**Data excerpts:**
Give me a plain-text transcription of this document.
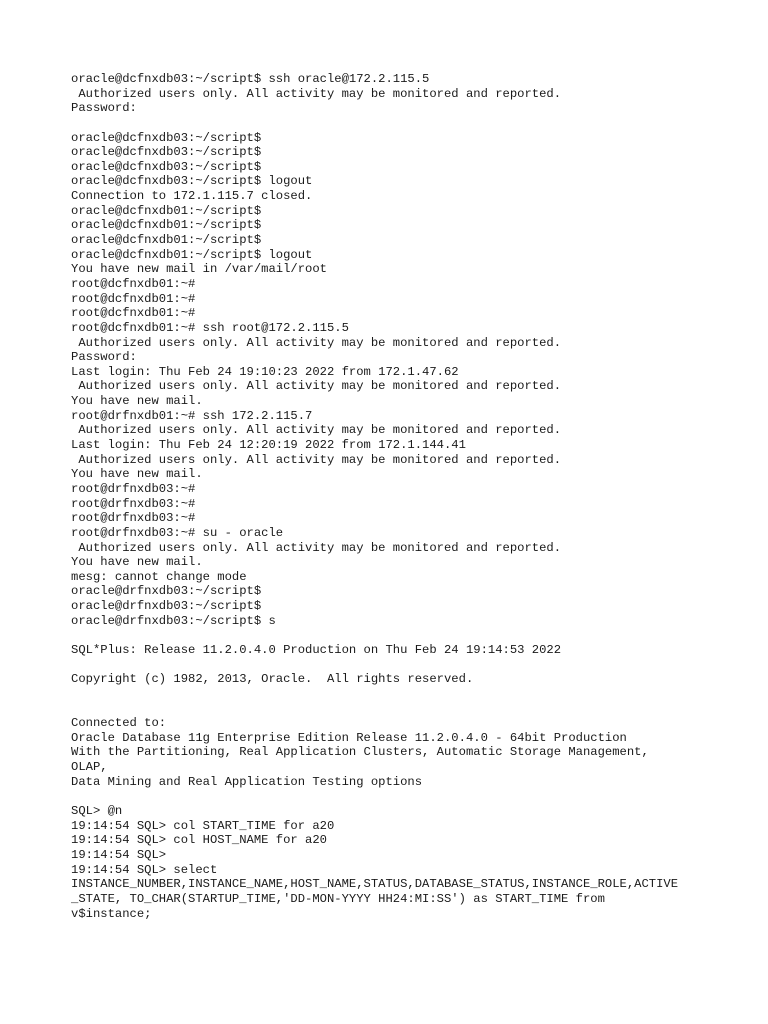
oracle@dcfnxdb03:~/script$ ssh oracle@172.2.115.5
Authorized users only. All activity may be monitored and reported.
Password:
oracle@dcfnxdb03:~/script$
oracle@dcfnxdb03:~/script$
oracle@dcfnxdb03:~/script$
oracle@dcfnxdb03:~/script$ logout
Connection to 172.1.115.7 closed.
oracle@dcfnxdb01:~/script$
oracle@dcfnxdb01:~/script$
oracle@dcfnxdb01:~/script$
oracle@dcfnxdb01:~/script$ logout
You have new mail in /var/mail/root
root@dcfnxdb01:~#
root@dcfnxdb01:~#
root@dcfnxdb01:~#
root@dcfnxdb01:~# ssh root@172.2.115.5
Authorized users only. All activity may be monitored and reported.
Password:
Last login: Thu Feb 24 19:10:23 2022 from 172.1.47.62
Authorized users only. All activity may be monitored and reported.
You have new mail.
root@drfnxdb01:~# ssh 172.2.115.7
Authorized users only. All activity may be monitored and reported.
Last login: Thu Feb 24 12:20:19 2022 from 172.1.144.41
Authorized users only. All activity may be monitored and reported.
You have new mail.
root@drfnxdb03:~#
root@drfnxdb03:~#
root@drfnxdb03:~#
root@drfnxdb03:~# su - oracle
Authorized users only. All activity may be monitored and reported.
You have new mail.
mesg: cannot change mode
oracle@drfnxdb03:~/script$
oracle@drfnxdb03:~/script$
oracle@drfnxdb03:~/script$ s
SQL*Plus: Release 11.2.0.4.0 Production on Thu Feb 24 19:14:53 2022
Copyright (c) 1982, 2013, Oracle.  All rights reserved.
Connected to:
Oracle Database 11g Enterprise Edition Release 11.2.0.4.0 - 64bit Production
With the Partitioning, Real Application Clusters, Automatic Storage Management,
OLAP,
Data Mining and Real Application Testing options
SQL> @n
19:14:54 SQL> col START_TIME for a20
19:14:54 SQL> col HOST_NAME for a20
19:14:54 SQL>
19:14:54 SQL> select
INSTANCE_NUMBER,INSTANCE_NAME,HOST_NAME,STATUS,DATABASE_STATUS,INSTANCE_ROLE,ACTIVE
_STATE, TO_CHAR(STARTUP_TIME,'DD-MON-YYYY HH24:MI:SS') as START_TIME from
v$instance;
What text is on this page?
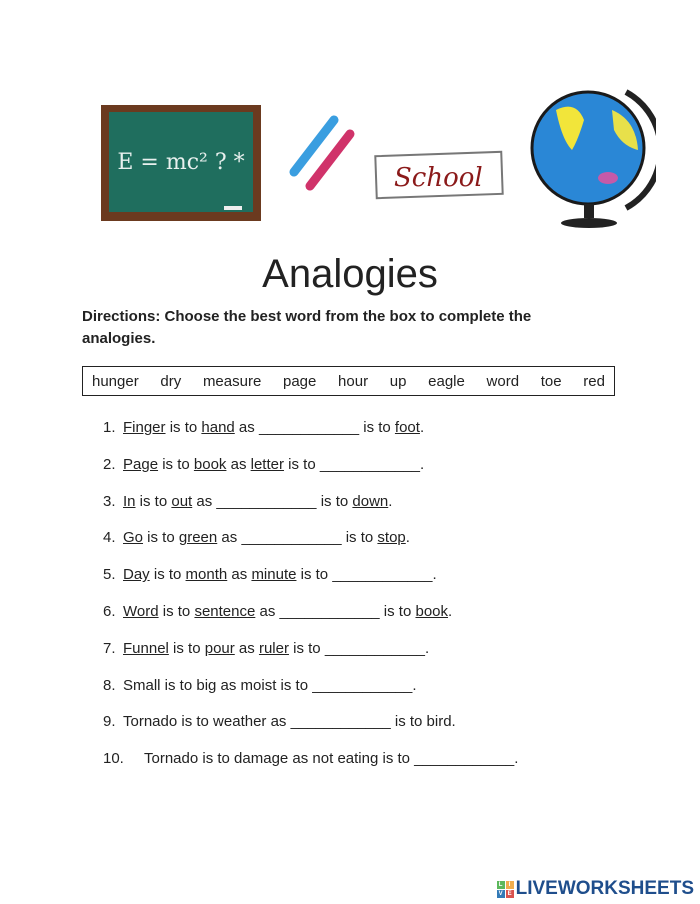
E = mc² ? *
School
Analogies
Directions: Choose the best word from the box to complete the analogies.
hunger dry measure page hour up eagle word toe red
1. Finger is to hand as ____________ is to foot.
2. Page is to book as letter is to ____________.
3. In is to out as ____________ is to down.
4. Go is to green as ____________ is to stop.
5. Day is to month as minute is to ____________.
6. Word is to sentence as ____________ is to book.
7. Funnel is to pour as ruler is to ____________.
8. Small is to big as moist is to ____________.
9. Tornado is to weather as ____________ is to bird.
10. Tornado is to damage as not eating is to ____________.
L	I
V E LIVEWORKSHEETS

**PROBLEM:**
Repeat the data above exactly, but not the pictures.

**COMPLETE ANSWER:**
Give me a plain-text transcription of this document.
oracle@dcfnxdb03:~/script$ ssh oracle@172.2.115.5
Authorized users only. All activity may be monitored and reported.
Password:
oracle@dcfnxdb03:~/script$
oracle@dcfnxdb03:~/script$
oracle@dcfnxdb03:~/script$
oracle@dcfnxdb03:~/script$ logout
Connection to 172.1.115.7 closed.
oracle@dcfnxdb01:~/script$
oracle@dcfnxdb01:~/script$
oracle@dcfnxdb01:~/script$
oracle@dcfnxdb01:~/script$ logout
You have new mail in /var/mail/root
root@dcfnxdb01:~#
root@dcfnxdb01:~#
root@dcfnxdb01:~#
root@dcfnxdb01:~# ssh root@172.2.115.5
Authorized users only. All activity may be monitored and reported.
Password:
Last login: Thu Feb 24 19:10:23 2022 from 172.1.47.62
Authorized users only. All activity may be monitored and reported.
You have new mail.
root@drfnxdb01:~# ssh 172.2.115.7
Authorized users only. All activity may be monitored and reported.
Last login: Thu Feb 24 12:20:19 2022 from 172.1.144.41
Authorized users only. All activity may be monitored and reported.
You have new mail.
root@drfnxdb03:~#
root@drfnxdb03:~#
root@drfnxdb03:~#
root@drfnxdb03:~# su - oracle
Authorized users only. All activity may be monitored and reported.
You have new mail.
mesg: cannot change mode
oracle@drfnxdb03:~/script$
oracle@drfnxdb03:~/script$
oracle@drfnxdb03:~/script$ s
SQL*Plus: Release 11.2.0.4.0 Production on Thu Feb 24 19:14:53 2022
Copyright (c) 1982, 2013, Oracle.  All rights reserved.
Connected to:
Oracle Database 11g Enterprise Edition Release 11.2.0.4.0 - 64bit Production
With the Partitioning, Real Application Clusters, Automatic Storage Management,
OLAP,
Data Mining and Real Application Testing options
SQL> @n
19:14:54 SQL> col START_TIME for a20
19:14:54 SQL> col HOST_NAME for a20
19:14:54 SQL>
19:14:54 SQL> select
INSTANCE_NUMBER,INSTANCE_NAME,HOST_NAME,STATUS,DATABASE_STATUS,INSTANCE_ROLE,ACTIVE
_STATE, TO_CHAR(STARTUP_TIME,'DD-MON-YYYY HH24:MI:SS') as START_TIME from
v$instance;
What text is on this page?
E = mc² ? *
School
Analogies
Directions: Choose the best word from the box to complete the analogies.
hunger dry measure page hour up eagle word toe red
1. Finger is to hand as ____________ is to foot.
2. Page is to book as letter is to ____________.
3. In is to out as ____________ is to down.
4. Go is to green as ____________ is to stop.
5. Day is to month as minute is to ____________.
6. Word is to sentence as ____________ is to book.
7. Funnel is to pour as ruler is to ____________.
8. Small is to big as moist is to ____________.
9. Tornado is to weather as ____________ is to bird.
10. Tornado is to damage as not eating is to ____________.
L	I
V E LIVEWORKSHEETS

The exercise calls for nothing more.